== SOURCE EXTRACT

Favorite sweet cherries: Bing, Black Tartarian, Craig’s Crimson, Kristin, Lambert, Lapins, Minnie Royal, Rainier, Royal Ann, Stella, Sweetheart, Van
Favorite sour cherries: Early Richmond, English Morello, Meteor, Montmorency, North Star
Choose a spot in full sun with well-draining soil, especially for sweet cherries; sour cherries can handle a wider range of soil types. If you live in an area subject to late frosts, plant in a protected spot where cool air won’t pool. For sweet cherries look for a spot where the roots won’t stay wet. This isn’t as important for sour cherries, but avoid planting either in a lawn.
Bare-root trees should be planted in late winter or spring, when the soil can be worked. You can plant balled and burlapped or container trees in the fall as well. For sweet cherries amend soil that is either very sandy or very heavy and claylike before planting.
Keep the bud union on the tree a minimum of 2 inches above the ground; up to 5 inches is ideal.

====
== RAW DATA

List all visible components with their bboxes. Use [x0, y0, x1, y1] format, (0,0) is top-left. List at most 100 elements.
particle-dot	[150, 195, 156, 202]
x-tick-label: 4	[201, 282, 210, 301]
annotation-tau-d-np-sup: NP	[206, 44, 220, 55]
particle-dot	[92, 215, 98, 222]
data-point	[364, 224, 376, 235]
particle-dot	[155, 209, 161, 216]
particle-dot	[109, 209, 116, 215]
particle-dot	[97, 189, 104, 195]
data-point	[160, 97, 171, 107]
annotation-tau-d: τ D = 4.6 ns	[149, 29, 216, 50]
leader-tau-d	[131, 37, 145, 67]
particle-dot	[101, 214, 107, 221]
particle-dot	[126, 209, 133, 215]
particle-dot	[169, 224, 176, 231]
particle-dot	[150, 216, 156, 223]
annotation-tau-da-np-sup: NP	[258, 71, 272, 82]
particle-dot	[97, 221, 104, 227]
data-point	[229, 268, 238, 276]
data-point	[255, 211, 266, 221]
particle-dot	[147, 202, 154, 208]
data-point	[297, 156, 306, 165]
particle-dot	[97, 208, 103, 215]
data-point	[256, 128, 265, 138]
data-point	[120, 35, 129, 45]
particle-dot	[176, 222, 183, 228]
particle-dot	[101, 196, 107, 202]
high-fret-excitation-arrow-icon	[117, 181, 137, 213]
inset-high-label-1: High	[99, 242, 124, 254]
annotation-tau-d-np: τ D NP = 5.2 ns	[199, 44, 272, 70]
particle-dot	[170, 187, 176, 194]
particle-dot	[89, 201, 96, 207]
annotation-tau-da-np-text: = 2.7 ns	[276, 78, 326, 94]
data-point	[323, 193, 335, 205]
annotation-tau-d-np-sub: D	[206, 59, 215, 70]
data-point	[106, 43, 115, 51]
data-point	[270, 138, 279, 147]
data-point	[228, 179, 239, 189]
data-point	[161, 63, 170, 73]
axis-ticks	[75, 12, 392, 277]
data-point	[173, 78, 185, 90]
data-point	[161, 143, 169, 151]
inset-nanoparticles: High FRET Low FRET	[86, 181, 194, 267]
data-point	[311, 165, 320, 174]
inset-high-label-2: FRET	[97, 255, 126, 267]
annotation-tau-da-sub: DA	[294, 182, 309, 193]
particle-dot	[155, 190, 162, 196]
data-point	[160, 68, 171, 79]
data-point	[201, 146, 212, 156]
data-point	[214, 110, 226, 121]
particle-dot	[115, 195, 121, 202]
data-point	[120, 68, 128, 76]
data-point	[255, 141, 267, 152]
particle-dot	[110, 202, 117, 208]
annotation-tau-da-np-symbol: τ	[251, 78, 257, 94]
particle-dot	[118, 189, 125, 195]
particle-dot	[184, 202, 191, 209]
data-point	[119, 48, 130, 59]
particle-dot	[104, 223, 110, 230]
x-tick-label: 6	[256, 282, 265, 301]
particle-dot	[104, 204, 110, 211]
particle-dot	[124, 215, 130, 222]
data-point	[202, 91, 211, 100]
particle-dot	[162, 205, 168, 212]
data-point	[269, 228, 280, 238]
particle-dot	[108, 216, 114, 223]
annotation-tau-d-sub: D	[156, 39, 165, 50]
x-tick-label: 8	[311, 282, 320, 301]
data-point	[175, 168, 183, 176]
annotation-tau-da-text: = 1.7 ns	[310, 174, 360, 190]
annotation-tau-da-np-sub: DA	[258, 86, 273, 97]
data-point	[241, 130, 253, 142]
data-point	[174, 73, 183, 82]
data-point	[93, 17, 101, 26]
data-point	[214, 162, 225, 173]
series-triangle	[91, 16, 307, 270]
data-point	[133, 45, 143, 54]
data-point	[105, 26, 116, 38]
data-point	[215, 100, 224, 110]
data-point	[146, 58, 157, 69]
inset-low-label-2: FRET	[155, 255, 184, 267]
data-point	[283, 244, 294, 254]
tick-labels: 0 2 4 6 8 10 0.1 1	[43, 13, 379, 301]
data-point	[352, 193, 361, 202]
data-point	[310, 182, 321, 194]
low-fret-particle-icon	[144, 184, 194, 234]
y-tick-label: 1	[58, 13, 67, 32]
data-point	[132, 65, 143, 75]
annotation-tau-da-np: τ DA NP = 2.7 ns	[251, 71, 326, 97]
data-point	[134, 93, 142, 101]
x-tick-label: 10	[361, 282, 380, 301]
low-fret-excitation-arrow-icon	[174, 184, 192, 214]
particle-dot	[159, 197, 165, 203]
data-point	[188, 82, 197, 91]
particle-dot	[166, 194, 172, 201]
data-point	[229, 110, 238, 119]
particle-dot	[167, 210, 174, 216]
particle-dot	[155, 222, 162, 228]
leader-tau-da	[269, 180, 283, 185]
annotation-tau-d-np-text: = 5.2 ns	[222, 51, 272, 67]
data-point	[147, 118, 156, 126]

====

LIST OF TASKS =
• A. When does the cherry-growing text say bare-root trees should be planted?
• B. Quote the part of the cherry-growing text that opens with the words containing "Bare-root trees should" and closes with "inches is ideal.".
• C. Which sour cherry varieties does the cherry-growing text list as favorites?

PROBLEM SOLUTIONS =
• A. In late winter or spring, when the soil can be worked.

• B.
Bare-root trees should be planted in late winter or spring, when the soil can be worked. You can plant balled and burlapped or container trees in the fall as well. For sweet cherries amend soil that is either very sandy or very heavy and claylike before planting.
Keep the bud union on the tree a minimum of 2 inches above the ground; up to 5 inches is ideal.

• C. Early Richmond, English Morello, Meteor, Montmorency, North Star